## What is asked:
Write out every entry, unchanged. Skip any picture.

Items from a figure collection:

----

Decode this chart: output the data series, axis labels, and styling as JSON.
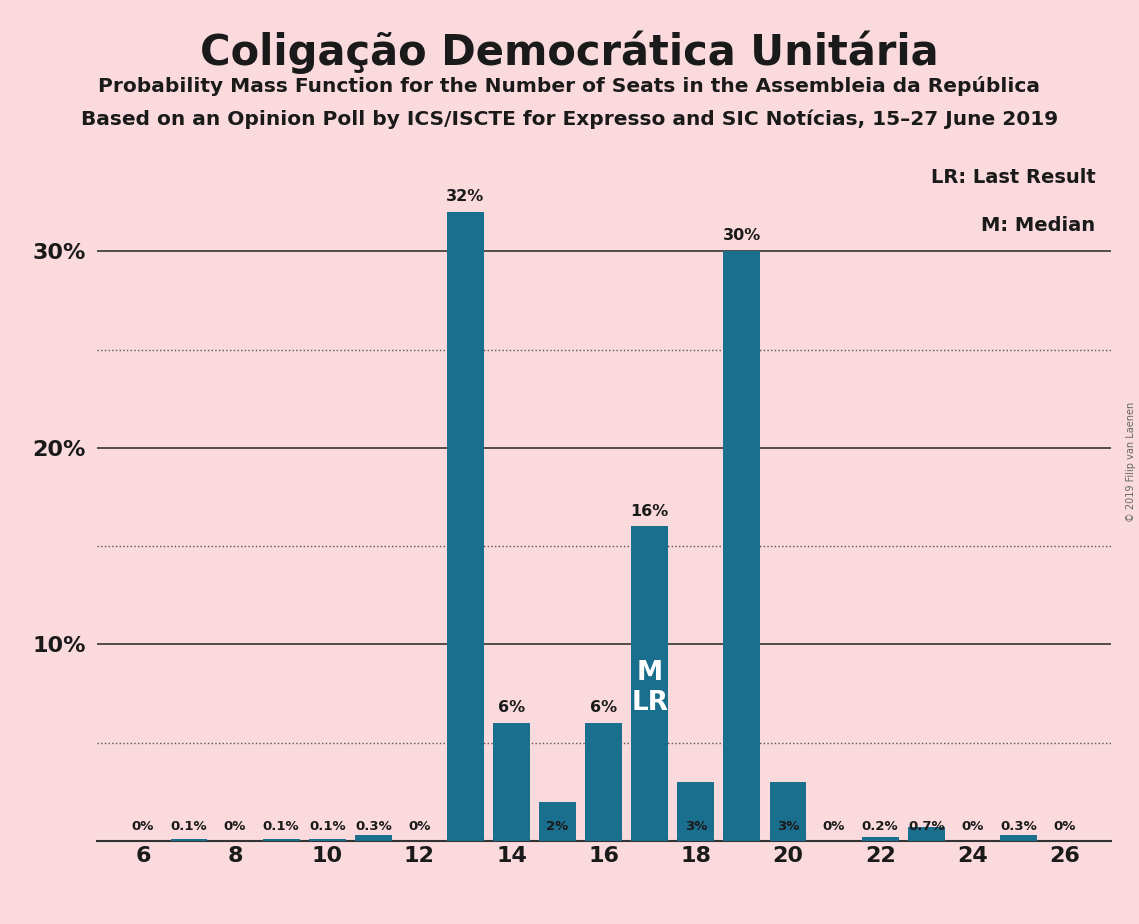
{
  "title": "Coligação Democrática Unitária",
  "subtitle1": "Probability Mass Function for the Number of Seats in the Assembleia da República",
  "subtitle2": "Based on an Opinion Poll by ICS/ISCTE for Expresso and SIC Notícias, 15–27 June 2019",
  "copyright": "© 2019 Filip van Laenen",
  "legend_lr": "LR: Last Result",
  "legend_m": "M: Median",
  "background_color": "#fadadd",
  "bar_color": "#1a6e8e",
  "seats": [
    6,
    7,
    8,
    9,
    10,
    11,
    12,
    13,
    14,
    15,
    16,
    17,
    18,
    19,
    20,
    21,
    22,
    23,
    24,
    25,
    26
  ],
  "probabilities": [
    0.0,
    0.001,
    0.0,
    0.001,
    0.001,
    0.003,
    0.0,
    0.32,
    0.06,
    0.02,
    0.06,
    0.16,
    0.03,
    0.3,
    0.03,
    0.0,
    0.002,
    0.007,
    0.0,
    0.003,
    0.0
  ],
  "labels": [
    "0%",
    "0.1%",
    "0%",
    "0.1%",
    "0.1%",
    "0.3%",
    "0%",
    "32%",
    "6%",
    "2%",
    "6%",
    "16%",
    "3%",
    "30%",
    "3%",
    "0%",
    "0.2%",
    "0.7%",
    "0%",
    "0.3%",
    "0%"
  ],
  "median_seat": 17,
  "last_result_seat": 17,
  "xlim": [
    5,
    27
  ],
  "ylim": [
    0,
    0.355
  ],
  "yticks": [
    0.0,
    0.1,
    0.2,
    0.3
  ],
  "ytick_labels": [
    "",
    "10%",
    "20%",
    "30%"
  ],
  "xticks": [
    6,
    8,
    10,
    12,
    14,
    16,
    18,
    20,
    22,
    24,
    26
  ]
}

----

## Answer to the problem:
Decode this chart: output the data series, axis labels, and styling as JSON.
{
  "title": "Coligação Democrática Unitária",
  "subtitle1": "Probability Mass Function for the Number of Seats in the Assembleia da República",
  "subtitle2": "Based on an Opinion Poll by ICS/ISCTE for Expresso and SIC Notícias, 15–27 June 2019",
  "copyright": "© 2019 Filip van Laenen",
  "legend_lr": "LR: Last Result",
  "legend_m": "M: Median",
  "background_color": "#fadadd",
  "bar_color": "#1a6e8e",
  "seats": [
    6,
    7,
    8,
    9,
    10,
    11,
    12,
    13,
    14,
    15,
    16,
    17,
    18,
    19,
    20,
    21,
    22,
    23,
    24,
    25,
    26
  ],
  "probabilities": [
    0.0,
    0.001,
    0.0,
    0.001,
    0.001,
    0.003,
    0.0,
    0.32,
    0.06,
    0.02,
    0.06,
    0.16,
    0.03,
    0.3,
    0.03,
    0.0,
    0.002,
    0.007,
    0.0,
    0.003,
    0.0
  ],
  "labels": [
    "0%",
    "0.1%",
    "0%",
    "0.1%",
    "0.1%",
    "0.3%",
    "0%",
    "32%",
    "6%",
    "2%",
    "6%",
    "16%",
    "3%",
    "30%",
    "3%",
    "0%",
    "0.2%",
    "0.7%",
    "0%",
    "0.3%",
    "0%"
  ],
  "median_seat": 17,
  "last_result_seat": 17,
  "xlim": [
    5,
    27
  ],
  "ylim": [
    0,
    0.355
  ],
  "yticks": [
    0.0,
    0.1,
    0.2,
    0.3
  ],
  "ytick_labels": [
    "",
    "10%",
    "20%",
    "30%"
  ],
  "xticks": [
    6,
    8,
    10,
    12,
    14,
    16,
    18,
    20,
    22,
    24,
    26
  ]
}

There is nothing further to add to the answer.